BEGIN Dataset records

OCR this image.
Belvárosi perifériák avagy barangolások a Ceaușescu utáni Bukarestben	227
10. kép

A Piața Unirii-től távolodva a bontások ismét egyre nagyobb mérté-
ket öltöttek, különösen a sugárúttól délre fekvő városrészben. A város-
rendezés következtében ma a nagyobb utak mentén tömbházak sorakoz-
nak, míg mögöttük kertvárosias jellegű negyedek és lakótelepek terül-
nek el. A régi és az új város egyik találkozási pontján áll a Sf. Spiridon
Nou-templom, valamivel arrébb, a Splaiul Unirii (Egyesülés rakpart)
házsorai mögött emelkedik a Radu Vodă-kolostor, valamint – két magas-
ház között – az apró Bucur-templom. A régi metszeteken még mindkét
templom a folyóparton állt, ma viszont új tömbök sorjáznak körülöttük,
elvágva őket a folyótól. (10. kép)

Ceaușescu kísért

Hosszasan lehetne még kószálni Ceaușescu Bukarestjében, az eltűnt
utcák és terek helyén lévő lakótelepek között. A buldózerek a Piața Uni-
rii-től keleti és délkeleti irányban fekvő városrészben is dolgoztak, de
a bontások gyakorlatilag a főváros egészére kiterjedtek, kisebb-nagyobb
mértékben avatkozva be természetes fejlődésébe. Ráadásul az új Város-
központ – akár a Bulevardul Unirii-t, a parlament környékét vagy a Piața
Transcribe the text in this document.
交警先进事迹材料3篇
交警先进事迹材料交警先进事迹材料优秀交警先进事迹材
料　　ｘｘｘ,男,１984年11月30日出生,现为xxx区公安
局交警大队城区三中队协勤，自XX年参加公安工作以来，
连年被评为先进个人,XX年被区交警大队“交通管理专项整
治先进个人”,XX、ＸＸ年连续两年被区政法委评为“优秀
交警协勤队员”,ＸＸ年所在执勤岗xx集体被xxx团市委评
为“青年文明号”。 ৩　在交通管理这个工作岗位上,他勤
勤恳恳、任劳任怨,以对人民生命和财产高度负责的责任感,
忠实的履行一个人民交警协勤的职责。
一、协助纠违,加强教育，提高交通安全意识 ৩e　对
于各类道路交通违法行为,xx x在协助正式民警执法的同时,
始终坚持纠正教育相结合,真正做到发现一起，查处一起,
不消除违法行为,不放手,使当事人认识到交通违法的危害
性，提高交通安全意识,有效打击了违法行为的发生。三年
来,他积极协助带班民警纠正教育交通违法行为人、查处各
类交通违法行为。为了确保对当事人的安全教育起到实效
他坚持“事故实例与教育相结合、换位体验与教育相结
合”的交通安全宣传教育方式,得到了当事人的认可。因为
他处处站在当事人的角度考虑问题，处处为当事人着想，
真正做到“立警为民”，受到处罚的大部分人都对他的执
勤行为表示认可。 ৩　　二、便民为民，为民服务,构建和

END Dataset records

### Task requirements
Return what is listed above, exactly and completely.

### Completed task
OCR this image.
Belvárosi perifériák avagy barangolások a Ceaușescu utáni Bukarestben	227
10. kép

A Piața Unirii-től távolodva a bontások ismét egyre nagyobb mérté-
ket öltöttek, különösen a sugárúttól délre fekvő városrészben. A város-
rendezés következtében ma a nagyobb utak mentén tömbházak sorakoz-
nak, míg mögöttük kertvárosias jellegű negyedek és lakótelepek terül-
nek el. A régi és az új város egyik találkozási pontján áll a Sf. Spiridon
Nou-templom, valamivel arrébb, a Splaiul Unirii (Egyesülés rakpart)
házsorai mögött emelkedik a Radu Vodă-kolostor, valamint – két magas-
ház között – az apró Bucur-templom. A régi metszeteken még mindkét
templom a folyóparton állt, ma viszont új tömbök sorjáznak körülöttük,
elvágva őket a folyótól. (10. kép)

Ceaușescu kísért

Hosszasan lehetne még kószálni Ceaușescu Bukarestjében, az eltűnt
utcák és terek helyén lévő lakótelepek között. A buldózerek a Piața Uni-
rii-től keleti és délkeleti irányban fekvő városrészben is dolgoztak, de
a bontások gyakorlatilag a főváros egészére kiterjedtek, kisebb-nagyobb
mértékben avatkozva be természetes fejlődésébe. Ráadásul az új Város-
központ – akár a Bulevardul Unirii-t, a parlament környékét vagy a Piața
Transcribe the text in this document.
交警先进事迹材料3篇
交警先进事迹材料交警先进事迹材料优秀交警先进事迹材
料　　ｘｘｘ,男,１984年11月30日出生,现为xxx区公安
局交警大队城区三中队协勤，自XX年参加公安工作以来，
连年被评为先进个人,XX年被区交警大队“交通管理专项整
治先进个人”,XX、ＸＸ年连续两年被区政法委评为“优秀
交警协勤队员”,ＸＸ年所在执勤岗xx集体被xxx团市委评
为“青年文明号”。 ৩　在交通管理这个工作岗位上,他勤
勤恳恳、任劳任怨,以对人民生命和财产高度负责的责任感,
忠实的履行一个人民交警协勤的职责。
一、协助纠违,加强教育，提高交通安全意识 ৩e　对
于各类道路交通违法行为,xx x在协助正式民警执法的同时,
始终坚持纠正教育相结合,真正做到发现一起，查处一起,
不消除违法行为,不放手,使当事人认识到交通违法的危害
性，提高交通安全意识,有效打击了违法行为的发生。三年
来,他积极协助带班民警纠正教育交通违法行为人、查处各
类交通违法行为。为了确保对当事人的安全教育起到实效
他坚持“事故实例与教育相结合、换位体验与教育相结
合”的交通安全宣传教育方式,得到了当事人的认可。因为
他处处站在当事人的角度考虑问题，处处为当事人着想，
真正做到“立警为民”，受到处罚的大部分人都对他的执
勤行为表示认可。 ৩　　二、便民为民，为民服务,构建和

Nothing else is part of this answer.